Records from a collection of figures -
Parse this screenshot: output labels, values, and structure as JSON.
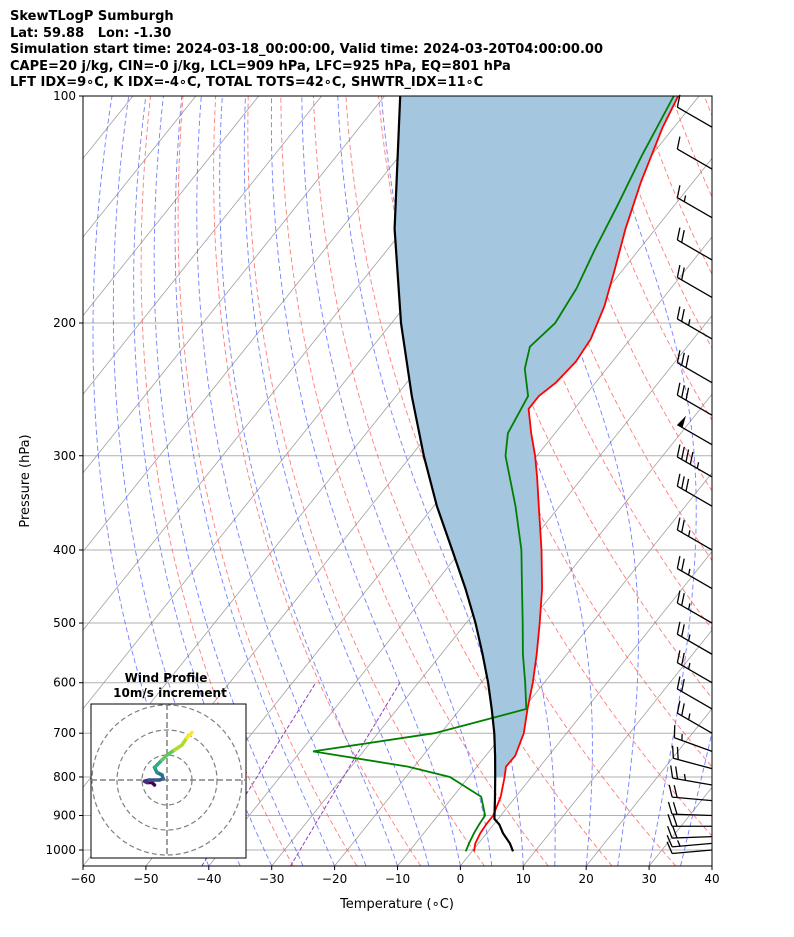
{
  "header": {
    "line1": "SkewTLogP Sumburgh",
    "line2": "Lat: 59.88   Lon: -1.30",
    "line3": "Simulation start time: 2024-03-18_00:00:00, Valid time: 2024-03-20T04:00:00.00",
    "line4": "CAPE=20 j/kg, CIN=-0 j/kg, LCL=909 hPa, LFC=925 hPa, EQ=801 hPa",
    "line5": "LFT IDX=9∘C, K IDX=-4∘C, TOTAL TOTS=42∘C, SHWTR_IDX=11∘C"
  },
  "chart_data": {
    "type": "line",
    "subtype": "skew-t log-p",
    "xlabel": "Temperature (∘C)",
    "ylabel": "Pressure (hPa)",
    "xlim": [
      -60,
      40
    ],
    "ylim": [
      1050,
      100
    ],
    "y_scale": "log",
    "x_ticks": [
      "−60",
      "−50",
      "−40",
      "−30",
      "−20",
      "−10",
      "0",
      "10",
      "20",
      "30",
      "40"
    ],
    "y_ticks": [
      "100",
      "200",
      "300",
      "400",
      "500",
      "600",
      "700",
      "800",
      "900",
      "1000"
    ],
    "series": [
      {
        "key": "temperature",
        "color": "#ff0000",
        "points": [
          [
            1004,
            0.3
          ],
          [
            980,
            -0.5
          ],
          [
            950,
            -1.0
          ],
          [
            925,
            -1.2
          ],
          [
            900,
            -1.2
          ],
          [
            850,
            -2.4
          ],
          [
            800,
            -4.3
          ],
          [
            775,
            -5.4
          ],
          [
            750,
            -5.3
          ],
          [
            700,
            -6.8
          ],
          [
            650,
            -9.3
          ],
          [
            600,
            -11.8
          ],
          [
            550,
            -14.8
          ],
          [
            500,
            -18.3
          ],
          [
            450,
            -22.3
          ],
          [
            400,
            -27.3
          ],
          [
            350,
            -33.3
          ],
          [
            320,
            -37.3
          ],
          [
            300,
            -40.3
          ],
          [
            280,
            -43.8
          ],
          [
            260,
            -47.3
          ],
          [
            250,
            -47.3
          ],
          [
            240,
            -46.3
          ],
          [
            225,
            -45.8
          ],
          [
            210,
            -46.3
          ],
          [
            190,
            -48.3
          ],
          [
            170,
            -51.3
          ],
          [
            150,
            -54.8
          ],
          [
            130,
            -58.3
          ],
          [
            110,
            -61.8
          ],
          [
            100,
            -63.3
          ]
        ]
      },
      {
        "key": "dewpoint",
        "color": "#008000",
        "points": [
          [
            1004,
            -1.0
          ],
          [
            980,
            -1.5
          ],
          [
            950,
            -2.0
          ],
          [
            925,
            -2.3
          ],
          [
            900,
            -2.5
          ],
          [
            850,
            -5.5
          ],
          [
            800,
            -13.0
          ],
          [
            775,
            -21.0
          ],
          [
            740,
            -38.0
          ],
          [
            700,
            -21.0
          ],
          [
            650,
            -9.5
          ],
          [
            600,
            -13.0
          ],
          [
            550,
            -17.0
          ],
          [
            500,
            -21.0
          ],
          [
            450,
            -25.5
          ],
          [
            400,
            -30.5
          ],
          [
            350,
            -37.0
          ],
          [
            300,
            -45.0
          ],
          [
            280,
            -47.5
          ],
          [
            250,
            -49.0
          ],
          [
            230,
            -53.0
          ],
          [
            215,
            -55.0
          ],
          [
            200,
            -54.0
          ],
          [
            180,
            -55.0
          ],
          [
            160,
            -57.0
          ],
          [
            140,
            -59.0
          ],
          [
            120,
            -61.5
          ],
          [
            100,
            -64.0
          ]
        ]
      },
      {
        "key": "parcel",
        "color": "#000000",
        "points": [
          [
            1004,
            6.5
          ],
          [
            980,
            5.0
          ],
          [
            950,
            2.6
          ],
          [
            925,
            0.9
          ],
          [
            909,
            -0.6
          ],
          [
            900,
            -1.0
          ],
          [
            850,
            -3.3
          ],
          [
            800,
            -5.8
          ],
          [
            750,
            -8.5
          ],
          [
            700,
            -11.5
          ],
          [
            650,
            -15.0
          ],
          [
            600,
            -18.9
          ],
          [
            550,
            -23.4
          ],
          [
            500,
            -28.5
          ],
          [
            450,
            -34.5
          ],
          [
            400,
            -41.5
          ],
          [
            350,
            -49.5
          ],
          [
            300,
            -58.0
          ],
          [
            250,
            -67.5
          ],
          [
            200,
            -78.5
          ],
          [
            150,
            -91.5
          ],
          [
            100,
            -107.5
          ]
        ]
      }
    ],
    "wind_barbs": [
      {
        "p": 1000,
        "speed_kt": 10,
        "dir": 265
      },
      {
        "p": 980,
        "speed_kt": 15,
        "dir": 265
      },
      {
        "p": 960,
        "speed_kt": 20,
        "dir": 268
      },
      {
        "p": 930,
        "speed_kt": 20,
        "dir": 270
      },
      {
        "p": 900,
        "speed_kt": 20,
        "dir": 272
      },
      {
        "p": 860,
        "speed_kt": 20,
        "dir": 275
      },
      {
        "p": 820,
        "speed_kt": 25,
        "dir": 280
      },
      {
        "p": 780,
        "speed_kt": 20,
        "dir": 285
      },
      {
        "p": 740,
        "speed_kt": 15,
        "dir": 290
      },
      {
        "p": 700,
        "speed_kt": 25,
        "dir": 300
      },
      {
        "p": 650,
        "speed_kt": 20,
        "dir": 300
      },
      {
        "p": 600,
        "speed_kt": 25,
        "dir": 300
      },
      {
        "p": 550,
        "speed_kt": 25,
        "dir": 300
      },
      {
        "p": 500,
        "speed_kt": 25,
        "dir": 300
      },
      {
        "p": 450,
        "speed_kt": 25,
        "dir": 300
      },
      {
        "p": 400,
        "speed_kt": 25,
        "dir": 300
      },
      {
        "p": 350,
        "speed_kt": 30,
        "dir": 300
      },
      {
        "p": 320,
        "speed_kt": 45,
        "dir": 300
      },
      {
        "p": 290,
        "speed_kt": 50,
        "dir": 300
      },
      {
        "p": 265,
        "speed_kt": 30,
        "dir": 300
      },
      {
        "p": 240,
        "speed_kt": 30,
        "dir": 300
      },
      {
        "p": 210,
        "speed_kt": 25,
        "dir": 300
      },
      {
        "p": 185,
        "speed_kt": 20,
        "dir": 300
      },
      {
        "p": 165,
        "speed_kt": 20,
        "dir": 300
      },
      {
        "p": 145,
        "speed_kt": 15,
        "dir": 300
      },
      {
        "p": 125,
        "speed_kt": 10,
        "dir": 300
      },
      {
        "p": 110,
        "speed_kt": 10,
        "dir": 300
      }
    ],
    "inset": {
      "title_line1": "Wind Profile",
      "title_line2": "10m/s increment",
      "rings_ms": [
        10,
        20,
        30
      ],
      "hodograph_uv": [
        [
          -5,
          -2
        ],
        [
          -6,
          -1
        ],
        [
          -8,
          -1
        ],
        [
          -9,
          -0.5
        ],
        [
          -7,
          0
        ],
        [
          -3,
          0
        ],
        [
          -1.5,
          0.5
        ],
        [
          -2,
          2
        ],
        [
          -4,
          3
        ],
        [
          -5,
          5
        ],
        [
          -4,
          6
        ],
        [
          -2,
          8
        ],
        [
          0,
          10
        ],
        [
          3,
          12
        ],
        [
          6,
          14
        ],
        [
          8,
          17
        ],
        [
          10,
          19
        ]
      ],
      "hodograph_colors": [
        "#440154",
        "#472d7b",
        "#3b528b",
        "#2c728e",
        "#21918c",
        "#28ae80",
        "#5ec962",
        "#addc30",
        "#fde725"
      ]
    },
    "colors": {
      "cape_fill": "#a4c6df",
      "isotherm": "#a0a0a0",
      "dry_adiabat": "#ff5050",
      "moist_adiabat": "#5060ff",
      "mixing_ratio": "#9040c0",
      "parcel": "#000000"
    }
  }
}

What needs to be done -
Restate the data above word for word. Skip every picture.

The response -
Parse this screenshot: output labels, values, and structure as JSON.
{
  "header": {
    "line1": "SkewTLogP Sumburgh",
    "line2": "Lat: 59.88   Lon: -1.30",
    "line3": "Simulation start time: 2024-03-18_00:00:00, Valid time: 2024-03-20T04:00:00.00",
    "line4": "CAPE=20 j/kg, CIN=-0 j/kg, LCL=909 hPa, LFC=925 hPa, EQ=801 hPa",
    "line5": "LFT IDX=9∘C, K IDX=-4∘C, TOTAL TOTS=42∘C, SHWTR_IDX=11∘C"
  },
  "chart_data": {
    "type": "line",
    "subtype": "skew-t log-p",
    "xlabel": "Temperature (∘C)",
    "ylabel": "Pressure (hPa)",
    "xlim": [
      -60,
      40
    ],
    "ylim": [
      1050,
      100
    ],
    "y_scale": "log",
    "x_ticks": [
      "−60",
      "−50",
      "−40",
      "−30",
      "−20",
      "−10",
      "0",
      "10",
      "20",
      "30",
      "40"
    ],
    "y_ticks": [
      "100",
      "200",
      "300",
      "400",
      "500",
      "600",
      "700",
      "800",
      "900",
      "1000"
    ],
    "series": [
      {
        "key": "temperature",
        "color": "#ff0000",
        "points": [
          [
            1004,
            0.3
          ],
          [
            980,
            -0.5
          ],
          [
            950,
            -1.0
          ],
          [
            925,
            -1.2
          ],
          [
            900,
            -1.2
          ],
          [
            850,
            -2.4
          ],
          [
            800,
            -4.3
          ],
          [
            775,
            -5.4
          ],
          [
            750,
            -5.3
          ],
          [
            700,
            -6.8
          ],
          [
            650,
            -9.3
          ],
          [
            600,
            -11.8
          ],
          [
            550,
            -14.8
          ],
          [
            500,
            -18.3
          ],
          [
            450,
            -22.3
          ],
          [
            400,
            -27.3
          ],
          [
            350,
            -33.3
          ],
          [
            320,
            -37.3
          ],
          [
            300,
            -40.3
          ],
          [
            280,
            -43.8
          ],
          [
            260,
            -47.3
          ],
          [
            250,
            -47.3
          ],
          [
            240,
            -46.3
          ],
          [
            225,
            -45.8
          ],
          [
            210,
            -46.3
          ],
          [
            190,
            -48.3
          ],
          [
            170,
            -51.3
          ],
          [
            150,
            -54.8
          ],
          [
            130,
            -58.3
          ],
          [
            110,
            -61.8
          ],
          [
            100,
            -63.3
          ]
        ]
      },
      {
        "key": "dewpoint",
        "color": "#008000",
        "points": [
          [
            1004,
            -1.0
          ],
          [
            980,
            -1.5
          ],
          [
            950,
            -2.0
          ],
          [
            925,
            -2.3
          ],
          [
            900,
            -2.5
          ],
          [
            850,
            -5.5
          ],
          [
            800,
            -13.0
          ],
          [
            775,
            -21.0
          ],
          [
            740,
            -38.0
          ],
          [
            700,
            -21.0
          ],
          [
            650,
            -9.5
          ],
          [
            600,
            -13.0
          ],
          [
            550,
            -17.0
          ],
          [
            500,
            -21.0
          ],
          [
            450,
            -25.5
          ],
          [
            400,
            -30.5
          ],
          [
            350,
            -37.0
          ],
          [
            300,
            -45.0
          ],
          [
            280,
            -47.5
          ],
          [
            250,
            -49.0
          ],
          [
            230,
            -53.0
          ],
          [
            215,
            -55.0
          ],
          [
            200,
            -54.0
          ],
          [
            180,
            -55.0
          ],
          [
            160,
            -57.0
          ],
          [
            140,
            -59.0
          ],
          [
            120,
            -61.5
          ],
          [
            100,
            -64.0
          ]
        ]
      },
      {
        "key": "parcel",
        "color": "#000000",
        "points": [
          [
            1004,
            6.5
          ],
          [
            980,
            5.0
          ],
          [
            950,
            2.6
          ],
          [
            925,
            0.9
          ],
          [
            909,
            -0.6
          ],
          [
            900,
            -1.0
          ],
          [
            850,
            -3.3
          ],
          [
            800,
            -5.8
          ],
          [
            750,
            -8.5
          ],
          [
            700,
            -11.5
          ],
          [
            650,
            -15.0
          ],
          [
            600,
            -18.9
          ],
          [
            550,
            -23.4
          ],
          [
            500,
            -28.5
          ],
          [
            450,
            -34.5
          ],
          [
            400,
            -41.5
          ],
          [
            350,
            -49.5
          ],
          [
            300,
            -58.0
          ],
          [
            250,
            -67.5
          ],
          [
            200,
            -78.5
          ],
          [
            150,
            -91.5
          ],
          [
            100,
            -107.5
          ]
        ]
      }
    ],
    "wind_barbs": [
      {
        "p": 1000,
        "speed_kt": 10,
        "dir": 265
      },
      {
        "p": 980,
        "speed_kt": 15,
        "dir": 265
      },
      {
        "p": 960,
        "speed_kt": 20,
        "dir": 268
      },
      {
        "p": 930,
        "speed_kt": 20,
        "dir": 270
      },
      {
        "p": 900,
        "speed_kt": 20,
        "dir": 272
      },
      {
        "p": 860,
        "speed_kt": 20,
        "dir": 275
      },
      {
        "p": 820,
        "speed_kt": 25,
        "dir": 280
      },
      {
        "p": 780,
        "speed_kt": 20,
        "dir": 285
      },
      {
        "p": 740,
        "speed_kt": 15,
        "dir": 290
      },
      {
        "p": 700,
        "speed_kt": 25,
        "dir": 300
      },
      {
        "p": 650,
        "speed_kt": 20,
        "dir": 300
      },
      {
        "p": 600,
        "speed_kt": 25,
        "dir": 300
      },
      {
        "p": 550,
        "speed_kt": 25,
        "dir": 300
      },
      {
        "p": 500,
        "speed_kt": 25,
        "dir": 300
      },
      {
        "p": 450,
        "speed_kt": 25,
        "dir": 300
      },
      {
        "p": 400,
        "speed_kt": 25,
        "dir": 300
      },
      {
        "p": 350,
        "speed_kt": 30,
        "dir": 300
      },
      {
        "p": 320,
        "speed_kt": 45,
        "dir": 300
      },
      {
        "p": 290,
        "speed_kt": 50,
        "dir": 300
      },
      {
        "p": 265,
        "speed_kt": 30,
        "dir": 300
      },
      {
        "p": 240,
        "speed_kt": 30,
        "dir": 300
      },
      {
        "p": 210,
        "speed_kt": 25,
        "dir": 300
      },
      {
        "p": 185,
        "speed_kt": 20,
        "dir": 300
      },
      {
        "p": 165,
        "speed_kt": 20,
        "dir": 300
      },
      {
        "p": 145,
        "speed_kt": 15,
        "dir": 300
      },
      {
        "p": 125,
        "speed_kt": 10,
        "dir": 300
      },
      {
        "p": 110,
        "speed_kt": 10,
        "dir": 300
      }
    ],
    "inset": {
      "title_line1": "Wind Profile",
      "title_line2": "10m/s increment",
      "rings_ms": [
        10,
        20,
        30
      ],
      "hodograph_uv": [
        [
          -5,
          -2
        ],
        [
          -6,
          -1
        ],
        [
          -8,
          -1
        ],
        [
          -9,
          -0.5
        ],
        [
          -7,
          0
        ],
        [
          -3,
          0
        ],
        [
          -1.5,
          0.5
        ],
        [
          -2,
          2
        ],
        [
          -4,
          3
        ],
        [
          -5,
          5
        ],
        [
          -4,
          6
        ],
        [
          -2,
          8
        ],
        [
          0,
          10
        ],
        [
          3,
          12
        ],
        [
          6,
          14
        ],
        [
          8,
          17
        ],
        [
          10,
          19
        ]
      ],
      "hodograph_colors": [
        "#440154",
        "#472d7b",
        "#3b528b",
        "#2c728e",
        "#21918c",
        "#28ae80",
        "#5ec962",
        "#addc30",
        "#fde725"
      ]
    },
    "colors": {
      "cape_fill": "#a4c6df",
      "isotherm": "#a0a0a0",
      "dry_adiabat": "#ff5050",
      "moist_adiabat": "#5060ff",
      "mixing_ratio": "#9040c0",
      "parcel": "#000000"
    }
  }
}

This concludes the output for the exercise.